-------- 出典

デフレ・スパイラル・リスクだけは要警戒、新政権経済対策の機動性に問題あり スピードの時代への機敏対応こそ最重要だが、大胆な規制改革で需要創出を


時代刺激人 Vol. 65

牧野 義司まきの よしじ

経済ジャーナリスト
1943年大阪府生まれ。
今はメディアオフィス「時代刺戟人」代表。毎日新聞20年、ロイター通信15年の経済記者経験をベースに「生涯現役の経済ジャーナリスト」を公言して現場取材に走り回る。先進モデル事例となる人物などをメディア媒体で取り上げ、閉そく状況の日本を変えることがジャーナリストの役割という立場。1968年早稲田大学大学院卒。

民主党政権のマクロ経済対策がやっと動き出した。12月8日に総額7兆2000億円規模の経済対策を決め、景気下支えに踏み出したのがそれだ。きっかけは、11月20日の政府の月例経済報告で、日本経済は緩やかなデフレ状態にある、と「デフレ宣言」したことから、その対策が必要になったためだ。日本銀行が12月1日にデフレと行き過ぎた円高に歯止めをかけるため、10兆円規模の期間3カ月の資金を0.1%の超低利で量的な金融緩和することに踏み切っており、これら財政、金融政策の両面でのデフレ対策がどこまで政策効果を上げるかに、焦点が移ってきた。

----------------
-------- 抽出情報

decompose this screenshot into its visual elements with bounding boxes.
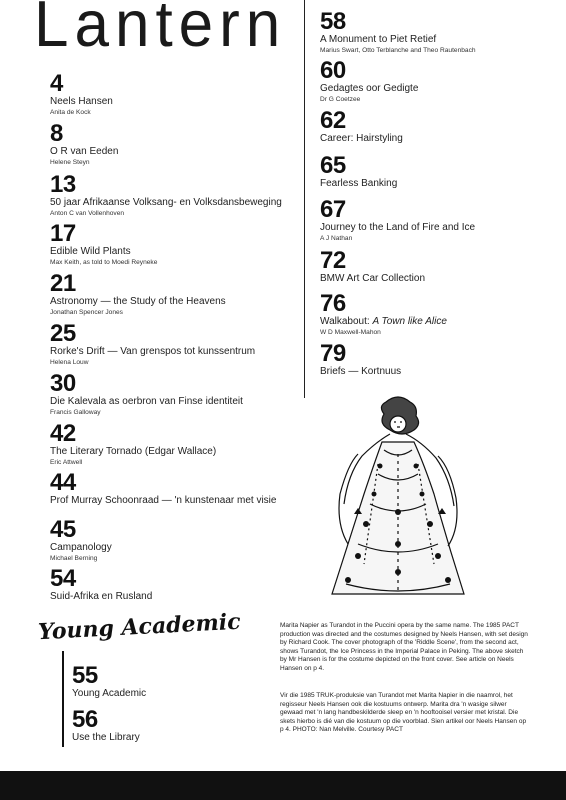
article-author: Jonathan Spencer Jones [50, 309, 123, 316]
toc-entry[interactable] [50, 272, 312, 317]
article-title: Campanology [50, 542, 112, 553]
toc-entry[interactable] [320, 198, 556, 243]
page-number: 60 [320, 57, 346, 84]
page-number: 65 [320, 152, 346, 179]
page-number: 8 [50, 120, 63, 147]
title-prefix: Walkabout: [320, 316, 373, 327]
toc-entry[interactable] [320, 59, 556, 104]
article-title: Suid-Afrika en Rusland [50, 591, 153, 602]
article-title: Die Kalevala as oerbron van Finse identiteit [50, 396, 243, 407]
toc-entry[interactable] [50, 72, 312, 117]
scan-edge-bar [0, 771, 566, 800]
article-title: BMW Art Car Collection [320, 273, 426, 284]
toc-entry[interactable] [50, 422, 312, 467]
article-author: W D Maxwell-Mahon [320, 329, 381, 336]
article-title: The Literary Tornado (Edgar Wallace) [50, 446, 217, 457]
page-number: 56 [72, 706, 98, 733]
toc-entry[interactable] [320, 10, 556, 55]
page-number: 42 [50, 420, 76, 447]
page-number: 30 [50, 370, 76, 397]
masthead-logo: Lantern [34, 0, 287, 61]
article-author: Michael Berning [50, 555, 98, 562]
article-author: Helene Steyn [50, 159, 90, 166]
article-author: Dr G Coetzee [320, 96, 361, 103]
article-title: A Monument to Piet Retief [320, 34, 437, 45]
page-number: 54 [50, 565, 76, 592]
article-author: Francis Galloway [50, 409, 101, 416]
page-number: 21 [50, 270, 76, 297]
article-title: O R van Eeden [50, 146, 119, 157]
article-title: Journey to the Land of Fire and Ice [320, 222, 476, 233]
article-title: Prof Murray Schoonraad — 'n kunstenaar met visie [50, 495, 277, 506]
article-title: Gedagtes oor Gedigte [320, 83, 419, 94]
toc-entry[interactable] [72, 664, 272, 700]
young-academic-heading: Young Academic [37, 608, 242, 646]
page-number: 58 [320, 8, 346, 35]
article-title: Neels Hansen [50, 96, 113, 107]
article-title [320, 316, 556, 328]
page-number: 72 [320, 247, 346, 274]
caption-english: Marita Napier as Turandot in the Puccini opera by the same name. The 1985 PACT production was directed and the costumes designed by Neels Hansen, with set design by Richard Cook. The cover photograph of the 'Riddle Scene', from the second act, shows Turandot, the Ice Princess in the Imperial Palace in Peking. The above sketch by Mr Hansen is for the costume depicted on the front cover. See article on Neels Hansen on p 4. [280, 622, 528, 672]
article-author: Max Keith, as told to Moedi Reyneke [50, 259, 158, 266]
page-number: 79 [320, 340, 346, 367]
toc-entry[interactable] [320, 249, 556, 285]
article-author: Eric Attwell [50, 459, 83, 466]
costume-sketch-illustration [318, 394, 478, 610]
toc-entry[interactable] [50, 222, 312, 267]
page-number: 13 [50, 171, 76, 198]
article-author: Anton C van Vollenhoven [50, 210, 125, 217]
article-title: Edible Wild Plants [50, 246, 131, 257]
page-number: 17 [50, 220, 76, 247]
article-title: Use the Library [72, 732, 140, 743]
toc-entry[interactable] [50, 372, 312, 417]
toc-entry[interactable] [50, 471, 312, 507]
page-number: 55 [72, 662, 98, 689]
page-number: 62 [320, 107, 346, 134]
article-author: Marius Swart, Otto Terblanche and Theo Rautenbach [320, 47, 476, 54]
article-title: Rorke's Drift — Van grenspos tot kunssentrum [50, 346, 256, 357]
page-number: 76 [320, 290, 346, 317]
article-title: 50 jaar Afrikaanse Volksang- en Volksdansbeweging [50, 197, 282, 208]
article-author: Anita de Kock [50, 109, 91, 116]
toc-entry[interactable] [50, 173, 312, 218]
toc-entry[interactable] [320, 154, 556, 190]
toc-entry[interactable] [50, 567, 312, 603]
toc-entry[interactable] [50, 122, 312, 167]
section-rule [62, 651, 64, 747]
article-title: Career: Hairstyling [320, 133, 403, 144]
toc-entry[interactable] [320, 292, 556, 337]
article-title: Astronomy — the Study of the Heavens [50, 296, 226, 307]
article-title: Young Academic [72, 688, 147, 699]
page-number: 25 [50, 320, 76, 347]
page-number: 44 [50, 469, 76, 496]
page-number: 45 [50, 516, 76, 543]
article-author: Helena Louw [50, 359, 89, 366]
caption-afrikaans: Vir die 1985 TRUK-produksie van Turandot met Marita Napier in die naamrol, het regisseur Neels Hansen ook die kostuums ontwerp. Marita dra 'n wasige silwer gewaad met 'n lang handbeskilderde sleep en 'n hooftooisel versier met kristal. Die skets hierbo is dié van die kostuum op die voorblad. Sien artikel oor Neels Hansen op p 4. PHOTO: Nan Melville. Courtesy PACT [280, 692, 527, 734]
page-number: 67 [320, 196, 346, 223]
article-title: Fearless Banking [320, 178, 398, 189]
article-author: A J Nathan [320, 235, 353, 242]
toc-entry[interactable] [72, 708, 272, 744]
title-italic: A Town like Alice [372, 316, 447, 327]
article-title: Briefs — Kortnuus [320, 366, 402, 377]
toc-entry[interactable] [50, 518, 312, 563]
toc-entry[interactable] [50, 322, 312, 367]
toc-entry[interactable] [320, 342, 556, 378]
toc-entry[interactable] [320, 109, 556, 145]
page-number: 4 [50, 70, 63, 97]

----------------

**課題指示**
1. 次の(a)〜(c)の各記述が出典の内容と一致するかどうかを「はい」または「いいえ」で答え、判断の決め手となる出典の語句をそのまま引用してください。
(a) 民主党政権は12月8日に総額7兆2000億円規模の経済対策を決めた。
(b) 日本銀行が供給することにした資金の期間は6カ月である。
(c) 政府は11月20日の月例経済報告で「デフレ宣言」をした。
2. 出典によると、日本銀行が量的な金融緩和に踏み切ったのは何月何日ですか。
3. 出典のうち、「デフレ・スパイラル・リスクだ」で始まり「げるかに、焦点が移ってきた。」で終わる部分を、一字一句変えずに書き写してください。
解答にあたっては、出典の記述のみを根拠としてください。

**模範解答**
1.
(a) はい。「12月8日に総額7兆2000億円規模の経済対策を決め」
(b) いいえ。「10兆円規模の期間3カ月の資金」
(c) はい。「11月20日の政府の月例経済報告で、日本経済は緩やかなデフレ状態にある、と「デフレ宣言」した」

2. 12月1日です。

3.
デフレ・スパイラル・リスクだけは要警戒、新政権経済対策の機動性に問題あり スピードの時代への機敏対応こそ最重要だが、大胆な規制改革で需要創出を


時代刺激人 Vol. 65

牧野 義司まきの よしじ

経済ジャーナリスト
1943年大阪府生まれ。
今はメディアオフィス「時代刺戟人」代表。毎日新聞20年、ロイター通信15年の経済記者経験をベースに「生涯現役の経済ジャーナリスト」を公言して現場取材に走り回る。先進モデル事例となる人物などをメディア媒体で取り上げ、閉そく状況の日本を変えることがジャーナリストの役割という立場。1968年早稲田大学大学院卒。

民主党政権のマクロ経済対策がやっと動き出した。12月8日に総額7兆2000億円規模の経済対策を決め、景気下支えに踏み出したのがそれだ。きっかけは、11月20日の政府の月例経済報告で、日本経済は緩やかなデフレ状態にある、と「デフレ宣言」したことから、その対策が必要になったためだ。日本銀行が12月1日にデフレと行き過ぎた円高に歯止めをかけるため、10兆円規模の期間3カ月の資金を0.1%の超低利で量的な金融緩和することに踏み切っており、これら財政、金融政策の両面でのデフレ対策がどこまで政策効果を上げるかに、焦点が移ってきた。